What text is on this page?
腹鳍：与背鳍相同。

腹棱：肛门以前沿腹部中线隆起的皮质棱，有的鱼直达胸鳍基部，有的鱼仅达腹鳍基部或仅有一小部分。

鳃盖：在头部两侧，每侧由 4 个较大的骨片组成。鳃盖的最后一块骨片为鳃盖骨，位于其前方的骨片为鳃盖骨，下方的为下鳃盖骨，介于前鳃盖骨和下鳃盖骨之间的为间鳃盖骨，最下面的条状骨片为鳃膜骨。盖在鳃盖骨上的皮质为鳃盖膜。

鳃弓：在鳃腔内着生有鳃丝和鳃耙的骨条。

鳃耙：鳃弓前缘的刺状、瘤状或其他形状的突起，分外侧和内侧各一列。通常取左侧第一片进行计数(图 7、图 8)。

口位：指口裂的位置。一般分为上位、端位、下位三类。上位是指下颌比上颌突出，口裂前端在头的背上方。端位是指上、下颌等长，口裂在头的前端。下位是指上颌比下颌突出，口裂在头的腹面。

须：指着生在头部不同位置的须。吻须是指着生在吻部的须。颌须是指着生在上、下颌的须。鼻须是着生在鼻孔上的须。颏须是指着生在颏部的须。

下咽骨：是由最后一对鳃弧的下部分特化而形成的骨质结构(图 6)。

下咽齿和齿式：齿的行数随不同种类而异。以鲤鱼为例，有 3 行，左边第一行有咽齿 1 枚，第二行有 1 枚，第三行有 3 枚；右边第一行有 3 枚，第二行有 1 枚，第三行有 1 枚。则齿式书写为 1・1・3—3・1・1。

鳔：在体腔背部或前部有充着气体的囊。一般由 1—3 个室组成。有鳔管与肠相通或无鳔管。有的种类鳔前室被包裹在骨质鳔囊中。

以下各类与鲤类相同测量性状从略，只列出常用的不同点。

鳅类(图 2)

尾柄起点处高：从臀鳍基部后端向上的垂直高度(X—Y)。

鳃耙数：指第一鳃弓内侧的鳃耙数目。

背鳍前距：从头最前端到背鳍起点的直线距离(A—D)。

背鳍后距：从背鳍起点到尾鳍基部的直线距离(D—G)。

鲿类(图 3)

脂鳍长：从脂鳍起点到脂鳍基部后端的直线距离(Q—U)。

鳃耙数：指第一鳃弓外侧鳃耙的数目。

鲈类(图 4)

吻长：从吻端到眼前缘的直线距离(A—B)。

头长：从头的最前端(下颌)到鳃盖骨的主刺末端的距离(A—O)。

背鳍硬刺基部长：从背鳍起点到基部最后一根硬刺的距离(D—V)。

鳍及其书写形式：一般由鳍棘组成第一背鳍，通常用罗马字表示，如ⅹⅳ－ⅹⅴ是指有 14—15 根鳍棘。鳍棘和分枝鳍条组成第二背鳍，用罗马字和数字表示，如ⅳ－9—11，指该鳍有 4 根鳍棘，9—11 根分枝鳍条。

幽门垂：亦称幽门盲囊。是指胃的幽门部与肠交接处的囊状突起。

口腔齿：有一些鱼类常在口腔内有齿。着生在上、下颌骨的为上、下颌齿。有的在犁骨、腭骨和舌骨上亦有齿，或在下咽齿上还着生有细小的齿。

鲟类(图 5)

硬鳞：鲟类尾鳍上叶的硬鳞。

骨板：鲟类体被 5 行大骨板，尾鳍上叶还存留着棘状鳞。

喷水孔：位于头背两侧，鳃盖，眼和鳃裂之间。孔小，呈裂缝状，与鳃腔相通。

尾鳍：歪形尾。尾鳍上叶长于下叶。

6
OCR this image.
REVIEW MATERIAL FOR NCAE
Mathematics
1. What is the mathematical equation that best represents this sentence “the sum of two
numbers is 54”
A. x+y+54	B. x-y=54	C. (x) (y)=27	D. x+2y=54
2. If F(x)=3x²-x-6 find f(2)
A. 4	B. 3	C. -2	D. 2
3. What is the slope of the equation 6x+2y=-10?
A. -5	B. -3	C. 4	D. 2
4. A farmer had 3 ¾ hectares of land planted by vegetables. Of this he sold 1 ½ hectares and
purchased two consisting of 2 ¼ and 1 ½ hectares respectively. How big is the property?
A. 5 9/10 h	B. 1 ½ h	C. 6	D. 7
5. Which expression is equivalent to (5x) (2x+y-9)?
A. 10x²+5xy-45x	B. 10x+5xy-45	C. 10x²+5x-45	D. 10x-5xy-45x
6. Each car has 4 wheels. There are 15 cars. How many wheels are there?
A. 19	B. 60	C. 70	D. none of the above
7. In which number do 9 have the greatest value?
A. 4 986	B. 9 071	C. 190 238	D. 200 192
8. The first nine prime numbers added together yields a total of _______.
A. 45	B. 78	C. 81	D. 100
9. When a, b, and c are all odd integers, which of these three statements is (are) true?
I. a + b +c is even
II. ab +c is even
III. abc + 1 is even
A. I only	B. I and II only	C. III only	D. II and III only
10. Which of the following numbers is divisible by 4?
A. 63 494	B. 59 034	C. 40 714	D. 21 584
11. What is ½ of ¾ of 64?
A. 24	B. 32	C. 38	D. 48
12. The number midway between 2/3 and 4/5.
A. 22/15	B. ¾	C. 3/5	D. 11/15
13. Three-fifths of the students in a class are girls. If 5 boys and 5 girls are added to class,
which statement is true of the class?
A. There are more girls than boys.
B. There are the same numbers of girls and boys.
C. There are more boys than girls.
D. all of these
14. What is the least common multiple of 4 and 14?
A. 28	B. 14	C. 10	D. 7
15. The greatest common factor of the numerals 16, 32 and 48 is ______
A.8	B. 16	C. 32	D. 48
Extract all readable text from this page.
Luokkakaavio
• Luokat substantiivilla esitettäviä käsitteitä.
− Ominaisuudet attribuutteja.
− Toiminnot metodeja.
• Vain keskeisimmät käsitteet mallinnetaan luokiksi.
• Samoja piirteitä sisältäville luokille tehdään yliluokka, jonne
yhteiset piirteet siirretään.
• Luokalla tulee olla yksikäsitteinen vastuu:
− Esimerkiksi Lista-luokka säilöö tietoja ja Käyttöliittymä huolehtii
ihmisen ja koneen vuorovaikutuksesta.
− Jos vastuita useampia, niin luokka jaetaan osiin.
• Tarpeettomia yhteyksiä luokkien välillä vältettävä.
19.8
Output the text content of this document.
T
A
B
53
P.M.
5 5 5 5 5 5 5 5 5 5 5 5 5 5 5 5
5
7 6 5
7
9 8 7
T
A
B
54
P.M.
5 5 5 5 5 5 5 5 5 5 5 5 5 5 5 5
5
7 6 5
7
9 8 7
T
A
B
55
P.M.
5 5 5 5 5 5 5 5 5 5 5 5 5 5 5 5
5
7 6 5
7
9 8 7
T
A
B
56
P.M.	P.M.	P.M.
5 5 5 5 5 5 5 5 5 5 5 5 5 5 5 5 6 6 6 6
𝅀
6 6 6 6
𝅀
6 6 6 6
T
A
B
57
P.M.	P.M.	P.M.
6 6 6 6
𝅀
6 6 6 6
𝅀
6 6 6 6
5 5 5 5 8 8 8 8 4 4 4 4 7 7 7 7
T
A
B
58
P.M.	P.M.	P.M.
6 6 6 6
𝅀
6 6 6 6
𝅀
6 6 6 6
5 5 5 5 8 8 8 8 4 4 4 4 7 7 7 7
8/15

→ **Directive**
Filter the data, keeping only the lines that contain "girls".

→ **The output**
13. Three-fifths of the students in a class are girls. If 5 boys and 5 girls are added to class,
A. There are more girls than boys.
B. There are the same numbers of girls and boys.
C. There are more boys than girls.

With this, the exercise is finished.